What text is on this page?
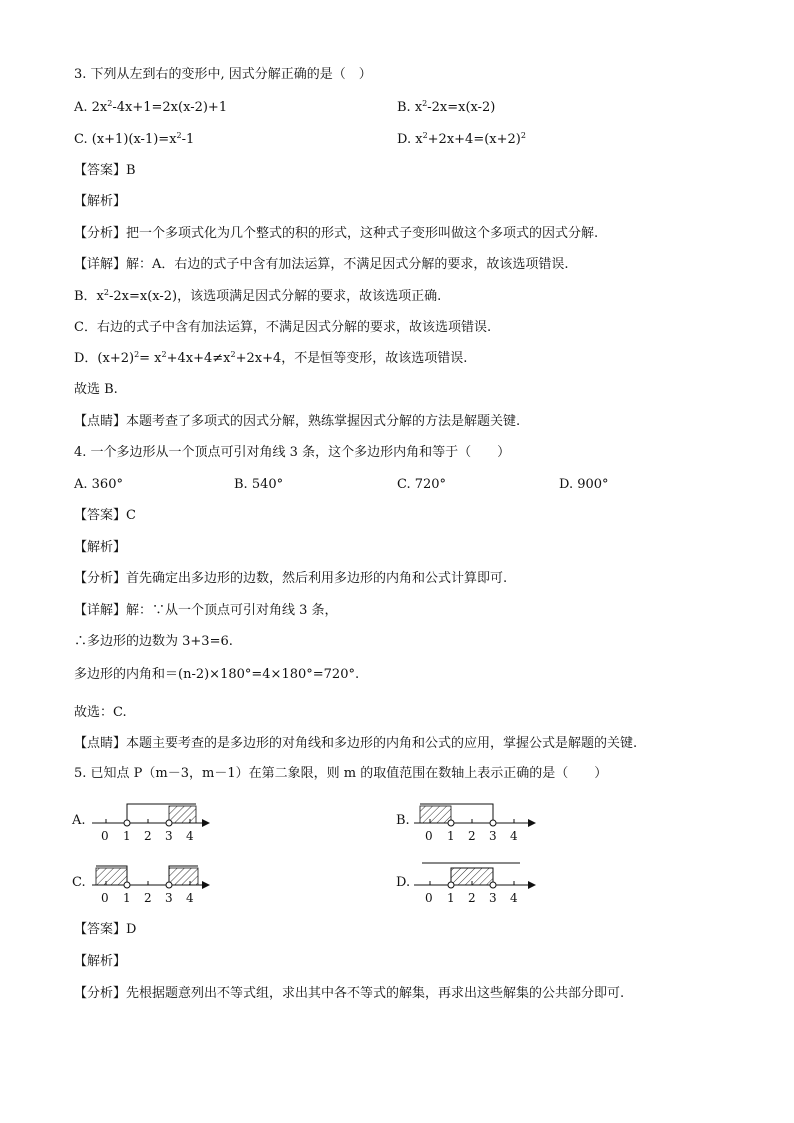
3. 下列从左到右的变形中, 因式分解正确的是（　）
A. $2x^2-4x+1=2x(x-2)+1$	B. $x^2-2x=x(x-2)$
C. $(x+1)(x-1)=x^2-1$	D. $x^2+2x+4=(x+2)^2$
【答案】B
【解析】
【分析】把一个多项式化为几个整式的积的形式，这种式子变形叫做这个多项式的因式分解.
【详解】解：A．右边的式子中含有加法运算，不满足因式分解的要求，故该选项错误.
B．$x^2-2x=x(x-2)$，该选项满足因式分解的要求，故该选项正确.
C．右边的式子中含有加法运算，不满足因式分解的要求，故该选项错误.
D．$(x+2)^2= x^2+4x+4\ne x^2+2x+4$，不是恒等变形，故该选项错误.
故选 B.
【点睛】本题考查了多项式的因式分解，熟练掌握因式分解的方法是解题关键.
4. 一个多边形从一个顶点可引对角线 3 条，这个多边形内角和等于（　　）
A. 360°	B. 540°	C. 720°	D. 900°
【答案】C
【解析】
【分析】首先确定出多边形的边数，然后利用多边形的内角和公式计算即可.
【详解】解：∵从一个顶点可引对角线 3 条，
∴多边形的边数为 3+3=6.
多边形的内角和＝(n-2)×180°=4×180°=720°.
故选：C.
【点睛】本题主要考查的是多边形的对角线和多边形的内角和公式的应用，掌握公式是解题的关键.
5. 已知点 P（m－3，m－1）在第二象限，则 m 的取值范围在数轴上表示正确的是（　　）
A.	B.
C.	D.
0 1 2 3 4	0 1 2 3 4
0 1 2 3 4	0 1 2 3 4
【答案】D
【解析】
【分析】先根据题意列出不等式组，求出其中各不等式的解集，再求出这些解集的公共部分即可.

_____

- **WRITTEN EXERCISE**: Write out the full set of lines verbatim, without the pictures.

- **WORKED ANSWER**:
What text is on this page?
3. 下列从左到右的变形中, 因式分解正确的是（　）
A. $2x^2-4x+1=2x(x-2)+1$	B. $x^2-2x=x(x-2)$
C. $(x+1)(x-1)=x^2-1$	D. $x^2+2x+4=(x+2)^2$
【答案】B
【解析】
【分析】把一个多项式化为几个整式的积的形式，这种式子变形叫做这个多项式的因式分解.
【详解】解：A．右边的式子中含有加法运算，不满足因式分解的要求，故该选项错误.
B．$x^2-2x=x(x-2)$，该选项满足因式分解的要求，故该选项正确.
C．右边的式子中含有加法运算，不满足因式分解的要求，故该选项错误.
D．$(x+2)^2= x^2+4x+4\ne x^2+2x+4$，不是恒等变形，故该选项错误.
故选 B.
【点睛】本题考查了多项式的因式分解，熟练掌握因式分解的方法是解题关键.
4. 一个多边形从一个顶点可引对角线 3 条，这个多边形内角和等于（　　）
A. 360°	B. 540°	C. 720°	D. 900°
【答案】C
【解析】
【分析】首先确定出多边形的边数，然后利用多边形的内角和公式计算即可.
【详解】解：∵从一个顶点可引对角线 3 条，
∴多边形的边数为 3+3=6.
多边形的内角和＝(n-2)×180°=4×180°=720°.
故选：C.
【点睛】本题主要考查的是多边形的对角线和多边形的内角和公式的应用，掌握公式是解题的关键.
5. 已知点 P（m－3，m－1）在第二象限，则 m 的取值范围在数轴上表示正确的是（　　）
A.	B.
C.	D.
0 1 2 3 4	0 1 2 3 4
0 1 2 3 4	0 1 2 3 4
【答案】D
【解析】
【分析】先根据题意列出不等式组，求出其中各不等式的解集，再求出这些解集的公共部分即可.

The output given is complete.